To do:
Track down each line that has the word "Kent" and copy it.

Records for this exercise:
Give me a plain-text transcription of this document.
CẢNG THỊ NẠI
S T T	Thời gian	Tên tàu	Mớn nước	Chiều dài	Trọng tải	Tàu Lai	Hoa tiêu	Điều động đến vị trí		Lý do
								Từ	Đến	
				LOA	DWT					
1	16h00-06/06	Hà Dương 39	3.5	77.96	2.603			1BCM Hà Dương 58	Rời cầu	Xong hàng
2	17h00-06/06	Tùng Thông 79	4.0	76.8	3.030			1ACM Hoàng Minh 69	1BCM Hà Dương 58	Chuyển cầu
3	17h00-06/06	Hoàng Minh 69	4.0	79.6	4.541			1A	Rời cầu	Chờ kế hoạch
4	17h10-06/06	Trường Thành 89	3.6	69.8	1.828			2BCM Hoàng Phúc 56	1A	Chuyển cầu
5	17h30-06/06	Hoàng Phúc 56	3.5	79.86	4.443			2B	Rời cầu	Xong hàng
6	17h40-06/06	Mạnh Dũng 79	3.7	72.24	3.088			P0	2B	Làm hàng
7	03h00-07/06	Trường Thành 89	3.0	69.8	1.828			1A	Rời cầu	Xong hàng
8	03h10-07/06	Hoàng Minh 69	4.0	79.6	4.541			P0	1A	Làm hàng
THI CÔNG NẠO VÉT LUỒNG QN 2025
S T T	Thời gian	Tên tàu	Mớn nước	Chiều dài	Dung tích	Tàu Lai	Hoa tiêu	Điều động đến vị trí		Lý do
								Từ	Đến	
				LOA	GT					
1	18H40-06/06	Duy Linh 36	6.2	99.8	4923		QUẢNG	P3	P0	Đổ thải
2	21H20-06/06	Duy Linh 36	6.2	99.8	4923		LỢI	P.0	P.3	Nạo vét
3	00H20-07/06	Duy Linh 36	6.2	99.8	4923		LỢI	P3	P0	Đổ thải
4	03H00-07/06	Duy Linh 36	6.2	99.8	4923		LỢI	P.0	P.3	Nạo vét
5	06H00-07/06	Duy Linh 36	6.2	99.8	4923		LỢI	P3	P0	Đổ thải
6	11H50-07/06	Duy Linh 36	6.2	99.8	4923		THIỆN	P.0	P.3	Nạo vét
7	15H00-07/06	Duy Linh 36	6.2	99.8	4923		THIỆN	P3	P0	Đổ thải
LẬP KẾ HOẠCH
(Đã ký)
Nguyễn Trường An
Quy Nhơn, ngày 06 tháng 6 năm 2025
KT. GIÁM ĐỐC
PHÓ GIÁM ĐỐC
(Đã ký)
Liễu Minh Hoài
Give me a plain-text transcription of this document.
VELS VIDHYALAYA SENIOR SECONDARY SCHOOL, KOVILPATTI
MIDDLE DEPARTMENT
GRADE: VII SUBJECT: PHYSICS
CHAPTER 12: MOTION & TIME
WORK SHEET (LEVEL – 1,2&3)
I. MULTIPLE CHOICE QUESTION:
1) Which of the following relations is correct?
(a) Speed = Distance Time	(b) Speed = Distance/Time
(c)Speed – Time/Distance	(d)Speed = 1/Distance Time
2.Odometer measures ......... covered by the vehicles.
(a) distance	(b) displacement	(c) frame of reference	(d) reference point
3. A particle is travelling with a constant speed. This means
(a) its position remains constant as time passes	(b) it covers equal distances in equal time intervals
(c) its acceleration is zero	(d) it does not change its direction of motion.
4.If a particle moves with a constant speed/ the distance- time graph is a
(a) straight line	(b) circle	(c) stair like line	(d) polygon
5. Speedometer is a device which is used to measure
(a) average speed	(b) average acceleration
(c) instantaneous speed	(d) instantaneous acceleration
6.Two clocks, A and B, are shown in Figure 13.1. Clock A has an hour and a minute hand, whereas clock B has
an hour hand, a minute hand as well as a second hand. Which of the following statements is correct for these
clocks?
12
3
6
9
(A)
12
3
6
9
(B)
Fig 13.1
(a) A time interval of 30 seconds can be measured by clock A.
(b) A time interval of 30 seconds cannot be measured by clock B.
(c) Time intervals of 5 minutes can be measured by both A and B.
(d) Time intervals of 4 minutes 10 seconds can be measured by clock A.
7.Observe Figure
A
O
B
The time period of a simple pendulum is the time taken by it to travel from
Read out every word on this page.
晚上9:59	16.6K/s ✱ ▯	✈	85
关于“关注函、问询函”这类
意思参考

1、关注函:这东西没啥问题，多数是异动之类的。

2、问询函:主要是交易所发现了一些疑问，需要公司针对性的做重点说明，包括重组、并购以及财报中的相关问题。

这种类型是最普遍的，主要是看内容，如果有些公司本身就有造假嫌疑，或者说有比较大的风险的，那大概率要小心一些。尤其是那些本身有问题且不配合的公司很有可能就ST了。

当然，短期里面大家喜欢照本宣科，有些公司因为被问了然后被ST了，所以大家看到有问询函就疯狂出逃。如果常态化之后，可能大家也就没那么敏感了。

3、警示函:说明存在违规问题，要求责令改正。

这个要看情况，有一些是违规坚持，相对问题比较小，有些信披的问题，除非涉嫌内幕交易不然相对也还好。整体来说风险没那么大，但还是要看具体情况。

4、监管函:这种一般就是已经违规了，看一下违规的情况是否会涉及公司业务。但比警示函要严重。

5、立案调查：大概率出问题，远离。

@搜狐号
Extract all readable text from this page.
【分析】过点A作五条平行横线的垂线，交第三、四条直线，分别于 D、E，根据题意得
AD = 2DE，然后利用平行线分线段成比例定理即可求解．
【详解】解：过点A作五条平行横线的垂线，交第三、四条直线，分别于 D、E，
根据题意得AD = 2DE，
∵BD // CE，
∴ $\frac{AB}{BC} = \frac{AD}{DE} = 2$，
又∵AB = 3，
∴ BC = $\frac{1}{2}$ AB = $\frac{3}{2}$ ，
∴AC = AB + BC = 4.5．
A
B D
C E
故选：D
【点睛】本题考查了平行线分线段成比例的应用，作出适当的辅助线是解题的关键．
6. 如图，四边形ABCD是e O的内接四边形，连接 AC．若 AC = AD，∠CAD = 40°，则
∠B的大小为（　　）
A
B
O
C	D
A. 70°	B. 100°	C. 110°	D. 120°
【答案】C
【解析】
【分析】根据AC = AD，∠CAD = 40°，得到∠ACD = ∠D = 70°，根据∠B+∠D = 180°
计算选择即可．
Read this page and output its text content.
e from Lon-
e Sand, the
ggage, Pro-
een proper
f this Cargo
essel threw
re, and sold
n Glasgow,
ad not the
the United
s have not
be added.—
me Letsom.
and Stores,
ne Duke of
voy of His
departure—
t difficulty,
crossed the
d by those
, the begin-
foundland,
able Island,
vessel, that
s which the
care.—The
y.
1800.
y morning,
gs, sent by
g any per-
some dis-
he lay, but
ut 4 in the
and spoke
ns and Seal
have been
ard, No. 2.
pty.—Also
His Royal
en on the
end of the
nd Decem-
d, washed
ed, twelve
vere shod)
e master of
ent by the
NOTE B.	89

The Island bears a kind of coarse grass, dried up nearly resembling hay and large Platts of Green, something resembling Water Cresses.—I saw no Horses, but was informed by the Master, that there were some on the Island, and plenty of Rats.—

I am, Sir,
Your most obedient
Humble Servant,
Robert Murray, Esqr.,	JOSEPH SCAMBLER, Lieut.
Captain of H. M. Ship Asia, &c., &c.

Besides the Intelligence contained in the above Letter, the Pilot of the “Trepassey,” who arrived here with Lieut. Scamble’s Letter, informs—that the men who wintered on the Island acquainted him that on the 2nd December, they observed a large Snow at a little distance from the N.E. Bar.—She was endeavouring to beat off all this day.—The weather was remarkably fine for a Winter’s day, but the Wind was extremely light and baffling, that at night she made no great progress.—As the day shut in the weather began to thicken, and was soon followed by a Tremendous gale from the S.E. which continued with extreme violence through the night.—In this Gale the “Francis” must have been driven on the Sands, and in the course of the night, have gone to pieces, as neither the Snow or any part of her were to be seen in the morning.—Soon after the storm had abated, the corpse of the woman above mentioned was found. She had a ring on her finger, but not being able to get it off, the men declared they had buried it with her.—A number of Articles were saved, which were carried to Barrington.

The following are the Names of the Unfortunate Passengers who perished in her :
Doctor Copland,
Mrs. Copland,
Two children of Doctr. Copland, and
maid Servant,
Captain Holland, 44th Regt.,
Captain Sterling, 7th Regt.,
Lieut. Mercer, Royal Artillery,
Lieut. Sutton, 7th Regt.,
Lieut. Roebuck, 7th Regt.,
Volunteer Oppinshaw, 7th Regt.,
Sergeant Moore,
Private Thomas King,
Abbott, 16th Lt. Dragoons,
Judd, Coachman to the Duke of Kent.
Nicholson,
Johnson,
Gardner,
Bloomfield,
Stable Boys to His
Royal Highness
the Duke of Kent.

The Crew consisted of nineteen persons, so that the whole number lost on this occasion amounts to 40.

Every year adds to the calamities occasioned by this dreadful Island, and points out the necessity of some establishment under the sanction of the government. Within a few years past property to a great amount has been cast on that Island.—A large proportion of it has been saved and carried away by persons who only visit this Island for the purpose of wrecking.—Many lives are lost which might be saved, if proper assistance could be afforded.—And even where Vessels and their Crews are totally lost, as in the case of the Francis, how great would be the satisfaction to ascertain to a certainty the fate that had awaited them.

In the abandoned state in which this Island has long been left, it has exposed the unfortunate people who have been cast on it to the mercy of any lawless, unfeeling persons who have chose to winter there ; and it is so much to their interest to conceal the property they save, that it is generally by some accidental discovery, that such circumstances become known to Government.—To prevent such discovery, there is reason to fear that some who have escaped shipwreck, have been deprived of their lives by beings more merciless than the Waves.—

Final result:
Judd, Coachman to the Duke of Kent.
the Duke of Kent.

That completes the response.